#### [TASK DETAILS]
All records below must be retyped exactly.

#### [ITEMS]

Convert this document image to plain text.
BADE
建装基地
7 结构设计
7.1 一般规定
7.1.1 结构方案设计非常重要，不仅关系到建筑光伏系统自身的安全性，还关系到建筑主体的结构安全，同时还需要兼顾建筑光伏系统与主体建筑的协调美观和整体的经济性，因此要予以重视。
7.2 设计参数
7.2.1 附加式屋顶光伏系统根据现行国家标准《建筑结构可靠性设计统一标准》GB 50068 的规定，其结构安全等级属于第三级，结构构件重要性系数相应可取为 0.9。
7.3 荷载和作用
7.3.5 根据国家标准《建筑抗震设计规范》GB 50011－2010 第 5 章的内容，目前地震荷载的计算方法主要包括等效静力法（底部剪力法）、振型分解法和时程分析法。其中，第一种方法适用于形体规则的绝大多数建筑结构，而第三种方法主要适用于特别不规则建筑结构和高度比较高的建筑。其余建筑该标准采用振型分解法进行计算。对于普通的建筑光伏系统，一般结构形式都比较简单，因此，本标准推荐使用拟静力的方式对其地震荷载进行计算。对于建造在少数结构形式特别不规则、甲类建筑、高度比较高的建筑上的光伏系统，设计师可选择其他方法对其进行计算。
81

#### [ANSWER BELOW]
Convert this document image to plain text.
BADE
建装基地
7 结构设计
7.1 一般规定
7.1.1 结构方案设计非常重要，不仅关系到建筑光伏系统自身的安全性，还关系到建筑主体的结构安全，同时还需要兼顾建筑光伏系统与主体建筑的协调美观和整体的经济性，因此要予以重视。
7.2 设计参数
7.2.1 附加式屋顶光伏系统根据现行国家标准《建筑结构可靠性设计统一标准》GB 50068 的规定，其结构安全等级属于第三级，结构构件重要性系数相应可取为 0.9。
7.3 荷载和作用
7.3.5 根据国家标准《建筑抗震设计规范》GB 50011－2010 第 5 章的内容，目前地震荷载的计算方法主要包括等效静力法（底部剪力法）、振型分解法和时程分析法。其中，第一种方法适用于形体规则的绝大多数建筑结构，而第三种方法主要适用于特别不规则建筑结构和高度比较高的建筑。其余建筑该标准采用振型分解法进行计算。对于普通的建筑光伏系统，一般结构形式都比较简单，因此，本标准推荐使用拟静力的方式对其地震荷载进行计算。对于建造在少数结构形式特别不规则、甲类建筑、高度比较高的建筑上的光伏系统，设计师可选择其他方法对其进行计算。
81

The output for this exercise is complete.